**TASK MATERIAL:**
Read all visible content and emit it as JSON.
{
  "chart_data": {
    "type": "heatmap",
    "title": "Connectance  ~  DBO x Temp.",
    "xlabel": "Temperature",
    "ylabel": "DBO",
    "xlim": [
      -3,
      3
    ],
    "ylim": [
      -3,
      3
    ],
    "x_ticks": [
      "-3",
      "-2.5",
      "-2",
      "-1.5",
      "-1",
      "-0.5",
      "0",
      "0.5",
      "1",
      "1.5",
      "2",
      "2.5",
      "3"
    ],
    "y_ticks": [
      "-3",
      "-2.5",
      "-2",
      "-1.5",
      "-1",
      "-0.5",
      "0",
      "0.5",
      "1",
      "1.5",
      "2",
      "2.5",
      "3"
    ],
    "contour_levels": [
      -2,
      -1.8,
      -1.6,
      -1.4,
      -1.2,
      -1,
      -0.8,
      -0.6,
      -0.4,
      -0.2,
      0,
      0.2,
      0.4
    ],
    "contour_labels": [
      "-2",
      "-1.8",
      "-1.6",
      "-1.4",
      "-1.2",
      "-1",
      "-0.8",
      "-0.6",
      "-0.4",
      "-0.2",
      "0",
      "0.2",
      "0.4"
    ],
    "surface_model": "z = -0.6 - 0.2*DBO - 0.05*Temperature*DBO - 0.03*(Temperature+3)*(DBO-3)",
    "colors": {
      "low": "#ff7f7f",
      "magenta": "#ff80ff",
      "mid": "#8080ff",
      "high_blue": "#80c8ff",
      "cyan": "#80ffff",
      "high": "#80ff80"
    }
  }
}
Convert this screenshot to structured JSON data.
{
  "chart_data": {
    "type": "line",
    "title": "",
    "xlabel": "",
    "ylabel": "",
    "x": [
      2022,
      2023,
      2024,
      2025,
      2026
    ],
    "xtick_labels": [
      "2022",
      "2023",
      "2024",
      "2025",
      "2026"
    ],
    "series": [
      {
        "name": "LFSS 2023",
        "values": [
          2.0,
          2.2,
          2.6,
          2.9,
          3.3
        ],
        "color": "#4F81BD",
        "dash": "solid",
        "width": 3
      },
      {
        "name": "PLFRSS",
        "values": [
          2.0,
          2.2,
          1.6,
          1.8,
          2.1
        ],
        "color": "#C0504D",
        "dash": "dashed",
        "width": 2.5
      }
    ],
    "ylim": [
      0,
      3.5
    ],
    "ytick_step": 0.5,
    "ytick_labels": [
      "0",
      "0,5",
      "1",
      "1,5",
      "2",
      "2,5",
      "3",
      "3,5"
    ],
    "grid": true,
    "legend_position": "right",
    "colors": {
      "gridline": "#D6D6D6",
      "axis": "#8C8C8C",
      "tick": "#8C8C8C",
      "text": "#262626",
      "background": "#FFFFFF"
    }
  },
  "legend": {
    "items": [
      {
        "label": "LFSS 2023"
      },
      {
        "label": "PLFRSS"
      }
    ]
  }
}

...

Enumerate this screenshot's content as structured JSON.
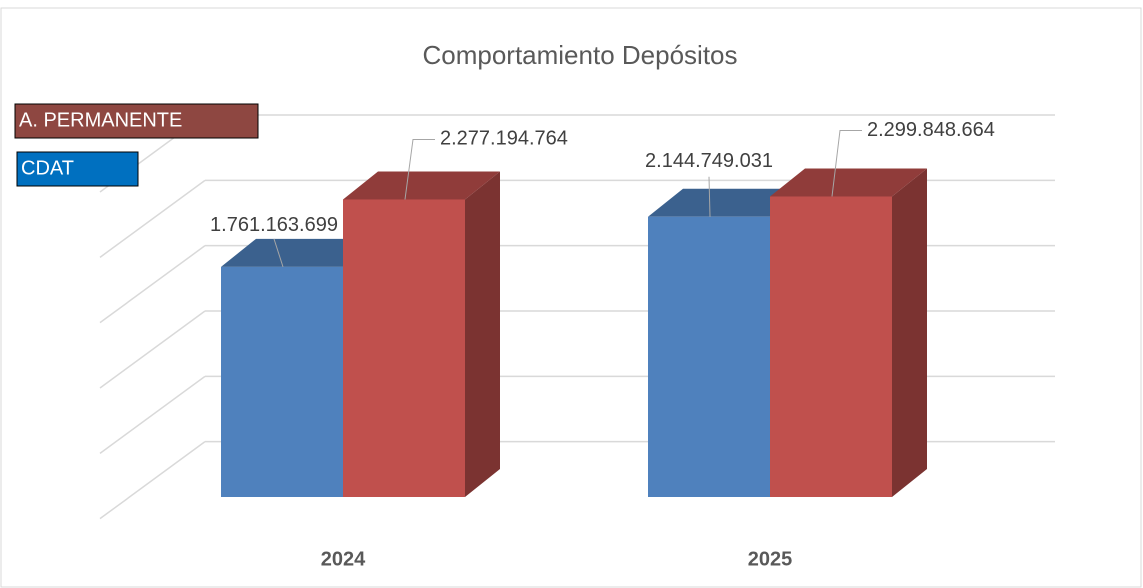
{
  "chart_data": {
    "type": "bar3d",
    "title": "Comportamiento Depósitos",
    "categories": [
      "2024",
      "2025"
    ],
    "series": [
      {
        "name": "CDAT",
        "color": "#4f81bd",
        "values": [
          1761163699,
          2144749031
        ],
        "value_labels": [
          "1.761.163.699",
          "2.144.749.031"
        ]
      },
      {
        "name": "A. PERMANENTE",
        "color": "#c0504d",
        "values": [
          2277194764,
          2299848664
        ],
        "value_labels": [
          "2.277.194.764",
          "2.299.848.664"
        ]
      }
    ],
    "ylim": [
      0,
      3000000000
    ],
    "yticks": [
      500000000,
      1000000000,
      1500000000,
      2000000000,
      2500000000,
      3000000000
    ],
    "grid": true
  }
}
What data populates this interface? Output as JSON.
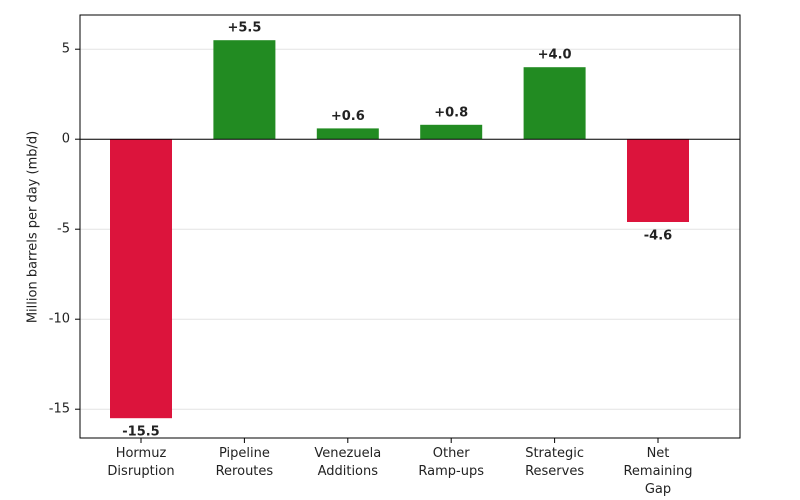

--

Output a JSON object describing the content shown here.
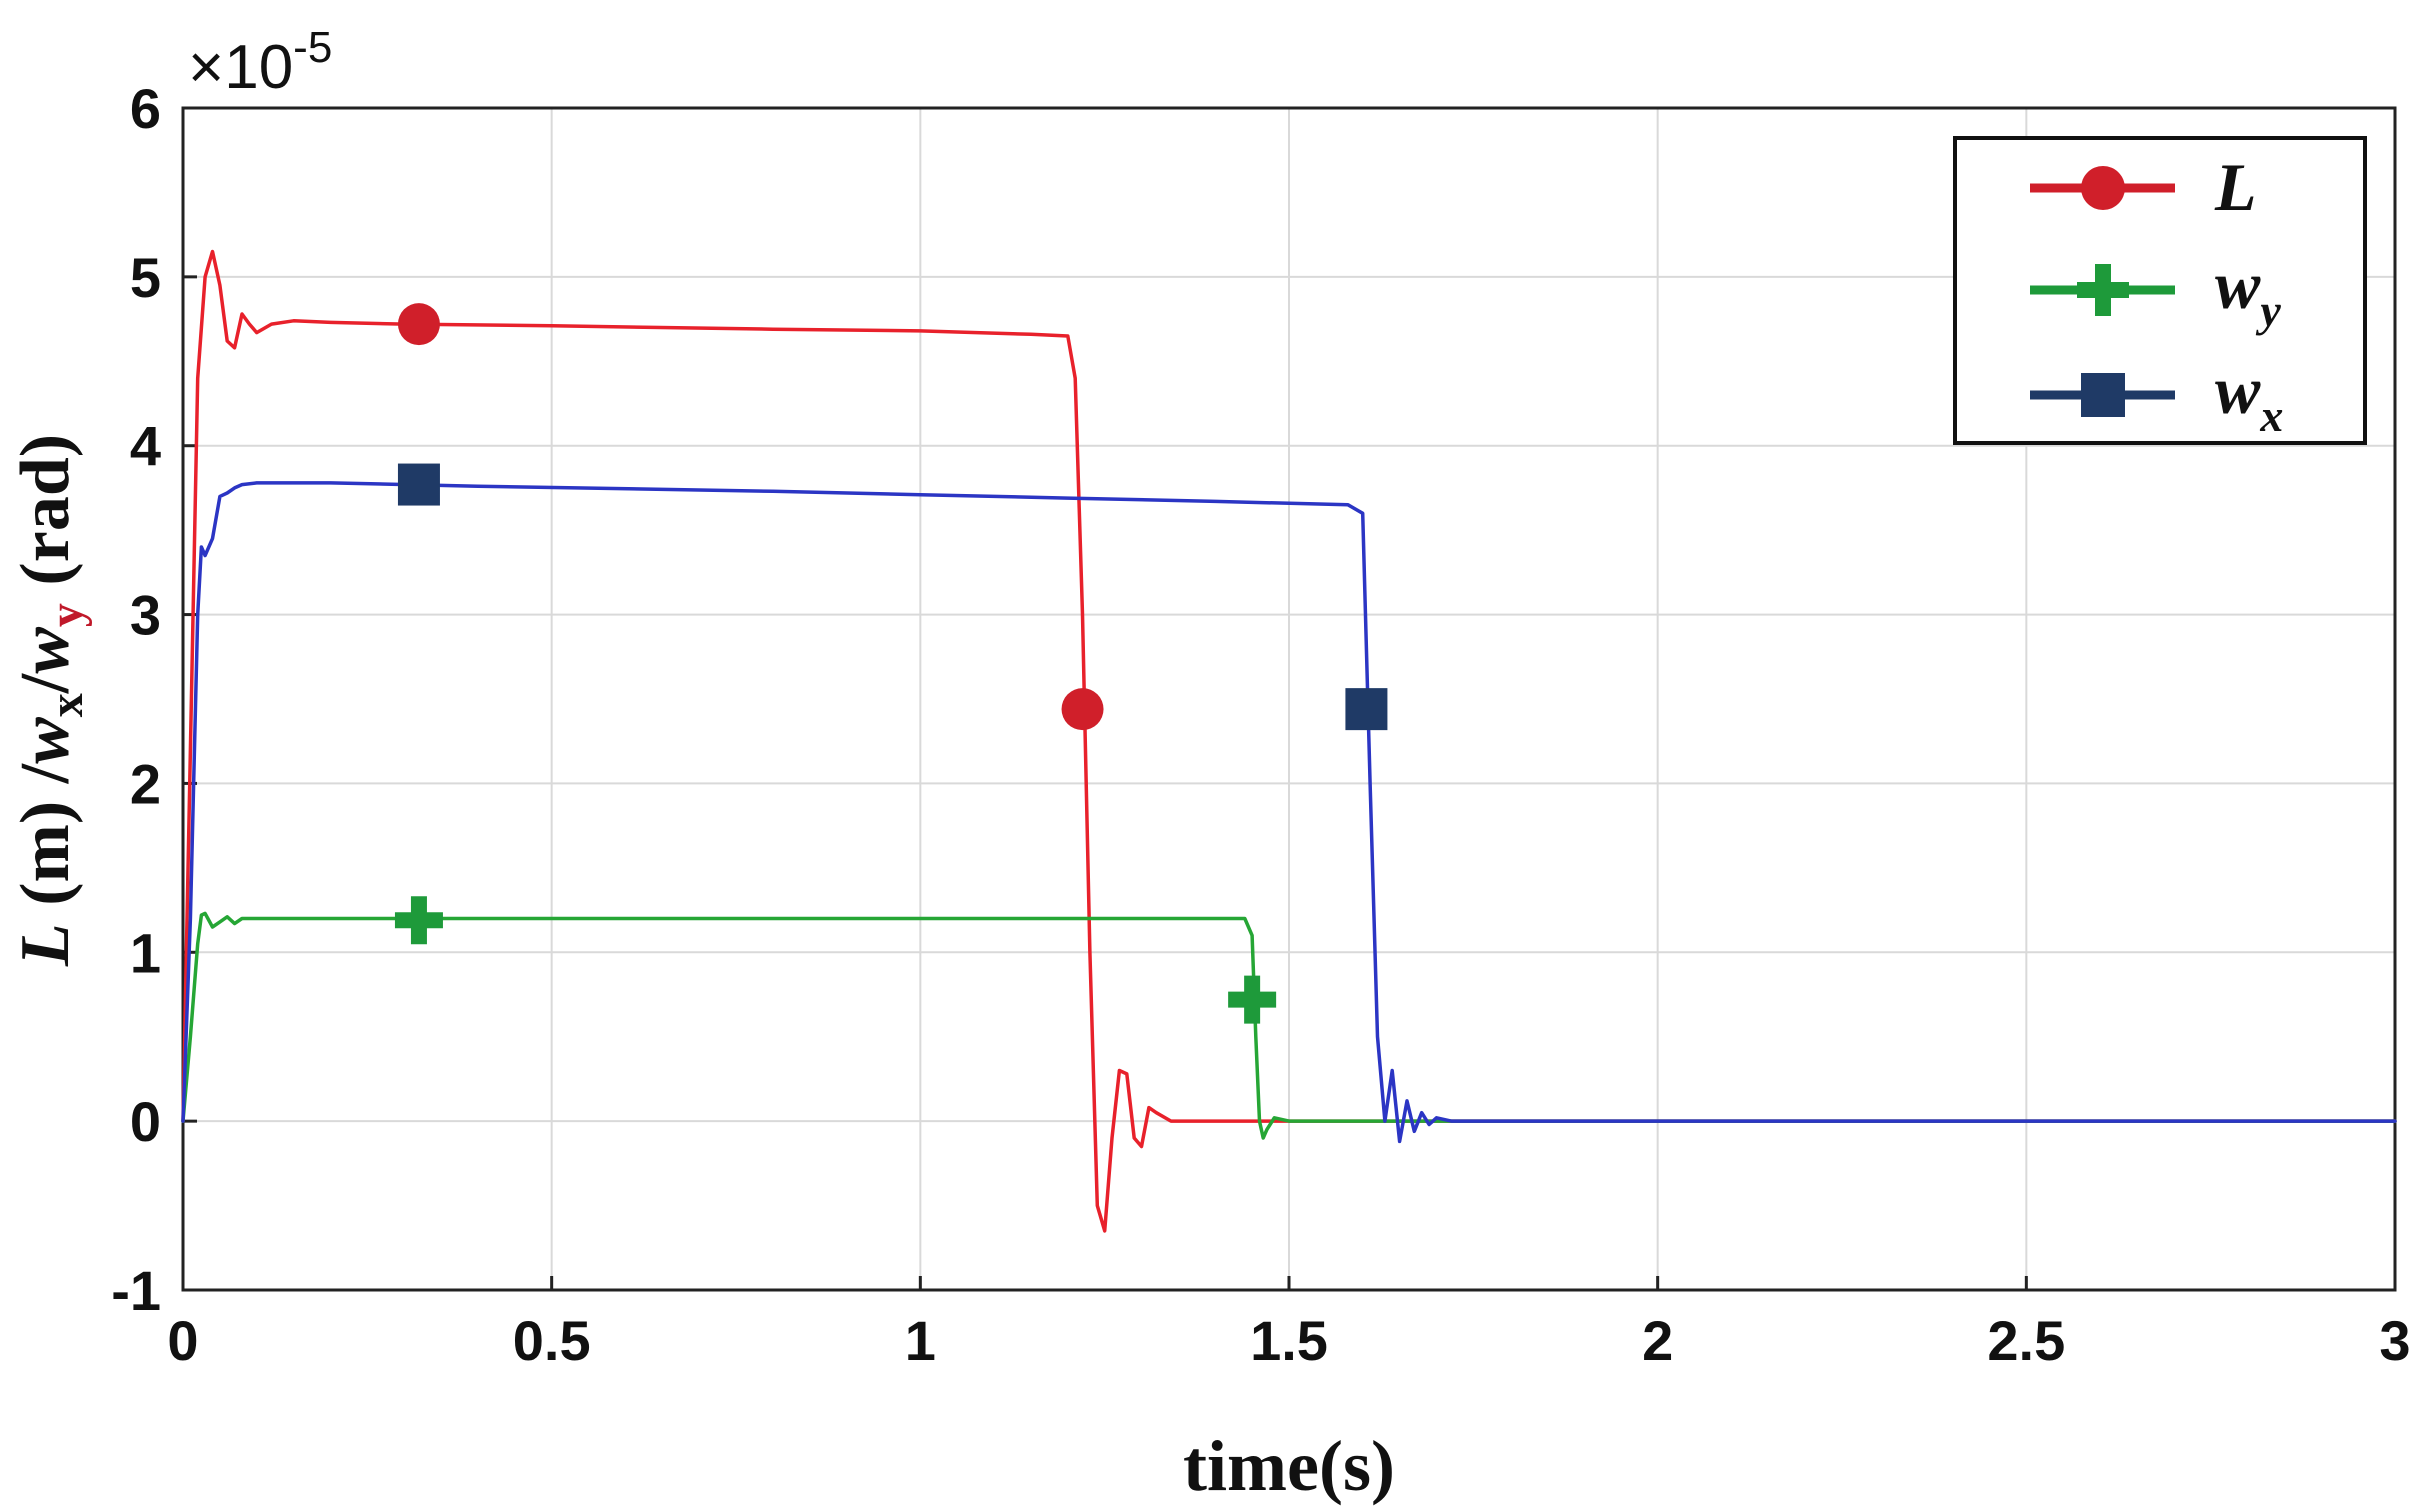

**STATED PROBLEM:**
Report how many lines of the entries hold the string "Output". Provide the number alone.

**RIGHT ANSWER:**
2